What needs to be done:
Return every record exactly as written.

Extracted information:
--- Start ---

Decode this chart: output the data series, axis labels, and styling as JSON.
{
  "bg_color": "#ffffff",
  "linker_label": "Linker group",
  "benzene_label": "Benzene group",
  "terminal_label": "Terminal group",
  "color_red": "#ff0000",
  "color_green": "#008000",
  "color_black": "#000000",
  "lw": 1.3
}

--- End ---

Result of this task:
Decode this chart: output the data series, axis labels, and styling as JSON.
{
  "bg_color": "#ffffff",
  "linker_label": "Linker group",
  "benzene_label": "Benzene group",
  "terminal_label": "Terminal group",
  "color_red": "#ff0000",
  "color_green": "#008000",
  "color_black": "#000000",
  "lw": 1.3
}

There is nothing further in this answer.